# [Task objective]
From the listing below, select every line where the word "týden" appears.

# [Data for the task]

-----

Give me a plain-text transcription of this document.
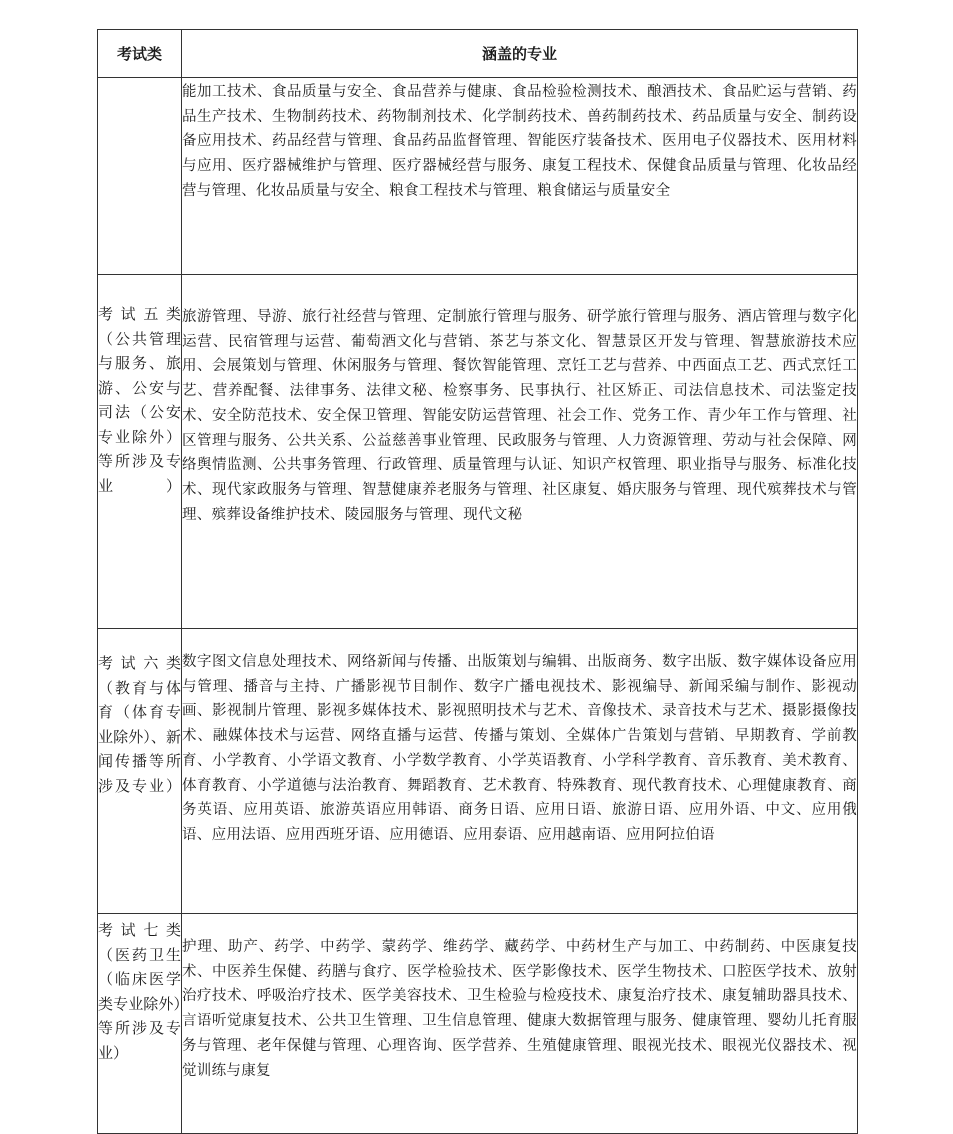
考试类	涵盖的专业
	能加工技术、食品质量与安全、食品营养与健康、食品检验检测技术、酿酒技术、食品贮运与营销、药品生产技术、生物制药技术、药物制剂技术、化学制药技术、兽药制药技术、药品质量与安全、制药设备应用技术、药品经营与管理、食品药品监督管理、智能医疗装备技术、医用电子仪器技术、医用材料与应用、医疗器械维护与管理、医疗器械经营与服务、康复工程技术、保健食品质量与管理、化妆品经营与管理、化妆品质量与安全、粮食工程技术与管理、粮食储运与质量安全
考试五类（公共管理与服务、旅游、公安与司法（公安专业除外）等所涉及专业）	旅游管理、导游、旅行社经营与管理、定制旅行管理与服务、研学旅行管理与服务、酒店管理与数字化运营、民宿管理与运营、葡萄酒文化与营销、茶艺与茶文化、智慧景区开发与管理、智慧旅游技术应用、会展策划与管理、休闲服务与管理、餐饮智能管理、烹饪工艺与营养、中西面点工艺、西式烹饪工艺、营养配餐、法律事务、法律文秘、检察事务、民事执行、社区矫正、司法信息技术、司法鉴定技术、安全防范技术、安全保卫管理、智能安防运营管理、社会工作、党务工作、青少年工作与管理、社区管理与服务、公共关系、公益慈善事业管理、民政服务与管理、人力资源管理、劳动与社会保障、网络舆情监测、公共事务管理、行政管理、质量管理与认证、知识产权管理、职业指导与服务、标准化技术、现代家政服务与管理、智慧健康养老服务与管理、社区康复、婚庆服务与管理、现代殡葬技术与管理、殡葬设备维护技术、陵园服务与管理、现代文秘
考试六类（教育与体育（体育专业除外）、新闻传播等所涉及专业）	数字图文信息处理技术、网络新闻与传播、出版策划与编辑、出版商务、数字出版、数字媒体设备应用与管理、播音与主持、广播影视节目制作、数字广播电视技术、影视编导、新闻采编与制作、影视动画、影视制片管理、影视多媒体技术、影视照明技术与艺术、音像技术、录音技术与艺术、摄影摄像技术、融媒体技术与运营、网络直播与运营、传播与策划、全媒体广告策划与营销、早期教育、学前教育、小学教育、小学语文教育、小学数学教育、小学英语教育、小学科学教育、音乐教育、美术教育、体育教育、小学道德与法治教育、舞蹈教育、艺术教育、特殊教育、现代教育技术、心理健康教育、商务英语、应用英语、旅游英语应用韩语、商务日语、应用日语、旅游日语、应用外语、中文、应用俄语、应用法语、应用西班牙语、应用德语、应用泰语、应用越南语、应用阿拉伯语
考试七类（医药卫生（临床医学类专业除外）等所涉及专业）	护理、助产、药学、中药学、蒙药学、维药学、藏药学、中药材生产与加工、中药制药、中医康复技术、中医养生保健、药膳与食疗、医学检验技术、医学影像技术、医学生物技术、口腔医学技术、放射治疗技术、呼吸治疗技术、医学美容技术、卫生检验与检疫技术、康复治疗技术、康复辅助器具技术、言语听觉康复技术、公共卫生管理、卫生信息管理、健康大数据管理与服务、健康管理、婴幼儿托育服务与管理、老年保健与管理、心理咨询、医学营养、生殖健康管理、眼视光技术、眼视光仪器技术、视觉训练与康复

-----

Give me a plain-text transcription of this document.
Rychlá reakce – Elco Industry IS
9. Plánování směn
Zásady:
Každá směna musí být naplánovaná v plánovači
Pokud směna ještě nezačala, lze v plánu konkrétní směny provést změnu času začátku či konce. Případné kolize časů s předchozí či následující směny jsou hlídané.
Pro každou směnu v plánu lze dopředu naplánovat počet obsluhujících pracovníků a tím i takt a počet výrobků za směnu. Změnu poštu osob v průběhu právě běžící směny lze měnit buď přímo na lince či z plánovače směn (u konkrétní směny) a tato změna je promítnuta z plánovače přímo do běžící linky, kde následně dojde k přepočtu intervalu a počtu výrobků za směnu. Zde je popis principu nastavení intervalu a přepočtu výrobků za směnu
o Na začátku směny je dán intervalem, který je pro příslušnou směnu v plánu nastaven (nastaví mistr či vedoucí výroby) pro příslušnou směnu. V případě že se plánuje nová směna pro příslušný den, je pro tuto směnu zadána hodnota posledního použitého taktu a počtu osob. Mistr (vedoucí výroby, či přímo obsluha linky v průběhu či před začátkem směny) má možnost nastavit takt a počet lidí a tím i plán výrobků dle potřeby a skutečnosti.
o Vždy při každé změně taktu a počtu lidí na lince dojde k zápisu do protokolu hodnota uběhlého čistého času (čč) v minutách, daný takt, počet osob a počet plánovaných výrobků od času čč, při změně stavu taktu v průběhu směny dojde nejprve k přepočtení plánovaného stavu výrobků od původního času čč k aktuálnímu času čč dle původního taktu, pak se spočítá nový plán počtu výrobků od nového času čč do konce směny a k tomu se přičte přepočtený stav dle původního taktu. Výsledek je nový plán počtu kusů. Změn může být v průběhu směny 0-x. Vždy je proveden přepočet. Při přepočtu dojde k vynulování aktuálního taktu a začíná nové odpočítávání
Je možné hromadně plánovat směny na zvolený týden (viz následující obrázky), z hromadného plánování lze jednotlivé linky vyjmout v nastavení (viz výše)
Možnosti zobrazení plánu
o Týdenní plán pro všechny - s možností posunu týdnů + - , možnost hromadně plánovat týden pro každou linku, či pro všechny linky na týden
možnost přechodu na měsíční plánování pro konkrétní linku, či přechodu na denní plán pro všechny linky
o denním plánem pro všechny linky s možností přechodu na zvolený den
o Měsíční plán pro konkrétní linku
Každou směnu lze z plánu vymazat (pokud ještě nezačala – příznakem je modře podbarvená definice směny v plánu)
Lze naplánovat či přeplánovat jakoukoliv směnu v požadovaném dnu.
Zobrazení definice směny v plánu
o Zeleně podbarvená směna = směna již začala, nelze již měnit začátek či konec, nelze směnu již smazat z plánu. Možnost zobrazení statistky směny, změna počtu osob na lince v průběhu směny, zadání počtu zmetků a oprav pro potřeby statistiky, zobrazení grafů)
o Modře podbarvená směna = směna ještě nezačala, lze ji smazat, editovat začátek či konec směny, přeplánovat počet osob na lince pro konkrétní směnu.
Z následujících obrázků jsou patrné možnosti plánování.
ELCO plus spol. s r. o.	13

-----

# [Exercise answer]
Je možné hromadně plánovat směny na zvolený týden (viz následující obrázky), z hromadného plánování lze jednotlivé linky vyjmout v nastavení (viz výše)
o Týdenní plán pro všechny - s možností posunu týdnů + - , možnost hromadně plánovat týden pro každou linku, či pro všechny linky na týden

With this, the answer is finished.